══ RECORDS FOR THE TASK

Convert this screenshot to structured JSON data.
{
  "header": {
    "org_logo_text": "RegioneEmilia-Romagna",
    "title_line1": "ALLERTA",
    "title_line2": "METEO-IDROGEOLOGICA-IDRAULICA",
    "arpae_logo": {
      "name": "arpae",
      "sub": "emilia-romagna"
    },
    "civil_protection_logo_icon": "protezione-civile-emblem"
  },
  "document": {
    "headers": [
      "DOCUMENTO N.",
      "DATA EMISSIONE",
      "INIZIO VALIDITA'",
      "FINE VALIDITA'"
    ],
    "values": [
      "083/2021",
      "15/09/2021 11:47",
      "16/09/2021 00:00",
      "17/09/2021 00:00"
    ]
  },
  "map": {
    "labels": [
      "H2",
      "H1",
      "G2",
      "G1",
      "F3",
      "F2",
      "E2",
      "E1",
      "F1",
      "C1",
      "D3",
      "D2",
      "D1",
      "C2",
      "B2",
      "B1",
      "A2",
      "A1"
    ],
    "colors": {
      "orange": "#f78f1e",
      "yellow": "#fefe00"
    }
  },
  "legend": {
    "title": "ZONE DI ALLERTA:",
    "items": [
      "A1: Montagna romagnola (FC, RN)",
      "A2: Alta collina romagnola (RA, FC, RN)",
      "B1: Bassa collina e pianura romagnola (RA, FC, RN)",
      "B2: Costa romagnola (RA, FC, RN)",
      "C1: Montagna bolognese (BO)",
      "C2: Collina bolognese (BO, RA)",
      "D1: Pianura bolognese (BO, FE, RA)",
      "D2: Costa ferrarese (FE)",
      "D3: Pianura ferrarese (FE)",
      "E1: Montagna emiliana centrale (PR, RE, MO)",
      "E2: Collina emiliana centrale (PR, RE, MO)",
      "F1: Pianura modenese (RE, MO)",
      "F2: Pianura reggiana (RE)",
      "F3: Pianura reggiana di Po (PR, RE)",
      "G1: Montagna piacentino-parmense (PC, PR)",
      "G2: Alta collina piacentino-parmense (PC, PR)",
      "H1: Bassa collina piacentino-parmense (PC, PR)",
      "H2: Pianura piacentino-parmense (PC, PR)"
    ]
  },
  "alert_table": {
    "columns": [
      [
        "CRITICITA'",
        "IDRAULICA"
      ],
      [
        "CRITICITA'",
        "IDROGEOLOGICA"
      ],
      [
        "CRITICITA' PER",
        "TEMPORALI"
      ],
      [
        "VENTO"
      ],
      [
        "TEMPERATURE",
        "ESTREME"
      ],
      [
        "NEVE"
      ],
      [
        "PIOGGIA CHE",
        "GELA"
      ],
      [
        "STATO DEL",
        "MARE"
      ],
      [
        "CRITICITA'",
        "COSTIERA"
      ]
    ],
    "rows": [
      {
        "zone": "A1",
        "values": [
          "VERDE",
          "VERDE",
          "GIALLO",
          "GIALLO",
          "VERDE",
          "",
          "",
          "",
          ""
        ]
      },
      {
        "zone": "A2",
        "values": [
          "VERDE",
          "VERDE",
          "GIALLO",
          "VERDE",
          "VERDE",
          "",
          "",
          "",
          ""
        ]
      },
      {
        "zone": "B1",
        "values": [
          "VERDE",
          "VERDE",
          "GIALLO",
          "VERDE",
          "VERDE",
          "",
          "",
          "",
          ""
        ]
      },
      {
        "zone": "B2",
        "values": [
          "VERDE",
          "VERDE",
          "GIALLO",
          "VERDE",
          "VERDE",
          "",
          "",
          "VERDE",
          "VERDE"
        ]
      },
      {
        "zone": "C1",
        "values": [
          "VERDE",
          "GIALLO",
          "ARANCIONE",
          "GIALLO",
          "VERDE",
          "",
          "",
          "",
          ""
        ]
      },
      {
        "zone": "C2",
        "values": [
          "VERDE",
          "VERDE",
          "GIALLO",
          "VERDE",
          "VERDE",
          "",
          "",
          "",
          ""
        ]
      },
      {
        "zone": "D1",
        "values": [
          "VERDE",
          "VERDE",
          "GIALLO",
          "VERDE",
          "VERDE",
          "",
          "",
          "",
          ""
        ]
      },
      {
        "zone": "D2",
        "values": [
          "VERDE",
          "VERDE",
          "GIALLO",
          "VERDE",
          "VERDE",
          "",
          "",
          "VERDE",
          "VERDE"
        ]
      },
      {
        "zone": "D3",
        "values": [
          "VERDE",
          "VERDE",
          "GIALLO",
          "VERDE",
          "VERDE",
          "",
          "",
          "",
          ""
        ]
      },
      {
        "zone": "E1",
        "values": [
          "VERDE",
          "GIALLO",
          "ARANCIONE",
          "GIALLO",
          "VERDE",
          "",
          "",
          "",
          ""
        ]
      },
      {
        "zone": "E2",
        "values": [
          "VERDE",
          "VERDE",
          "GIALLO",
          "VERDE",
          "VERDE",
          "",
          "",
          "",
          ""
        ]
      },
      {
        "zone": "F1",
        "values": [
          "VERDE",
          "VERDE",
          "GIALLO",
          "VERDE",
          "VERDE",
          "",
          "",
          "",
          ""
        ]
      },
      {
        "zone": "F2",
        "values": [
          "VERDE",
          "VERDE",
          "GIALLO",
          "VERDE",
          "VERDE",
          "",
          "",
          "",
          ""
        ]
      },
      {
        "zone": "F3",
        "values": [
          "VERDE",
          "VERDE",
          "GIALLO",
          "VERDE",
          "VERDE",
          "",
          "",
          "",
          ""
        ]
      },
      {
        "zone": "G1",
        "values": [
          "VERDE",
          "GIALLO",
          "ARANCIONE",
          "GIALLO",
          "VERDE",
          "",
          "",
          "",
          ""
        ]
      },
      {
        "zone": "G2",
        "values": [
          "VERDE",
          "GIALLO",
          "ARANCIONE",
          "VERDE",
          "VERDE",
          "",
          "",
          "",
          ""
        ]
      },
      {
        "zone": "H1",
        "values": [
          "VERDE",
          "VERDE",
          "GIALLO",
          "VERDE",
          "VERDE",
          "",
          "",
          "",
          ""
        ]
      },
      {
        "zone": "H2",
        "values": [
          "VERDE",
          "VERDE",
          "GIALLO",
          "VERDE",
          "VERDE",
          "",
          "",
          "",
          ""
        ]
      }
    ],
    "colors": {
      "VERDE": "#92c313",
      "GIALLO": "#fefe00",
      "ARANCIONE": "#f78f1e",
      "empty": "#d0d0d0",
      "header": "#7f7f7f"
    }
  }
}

════

## WRITTEN INSTRUCTION:
Pull every line containing the word "ALLERTA" out of the entries above.

## COMPLETED TASK:
    "title_line1": "ALLERTA",
    "title": "ZONE DI ALLERTA:",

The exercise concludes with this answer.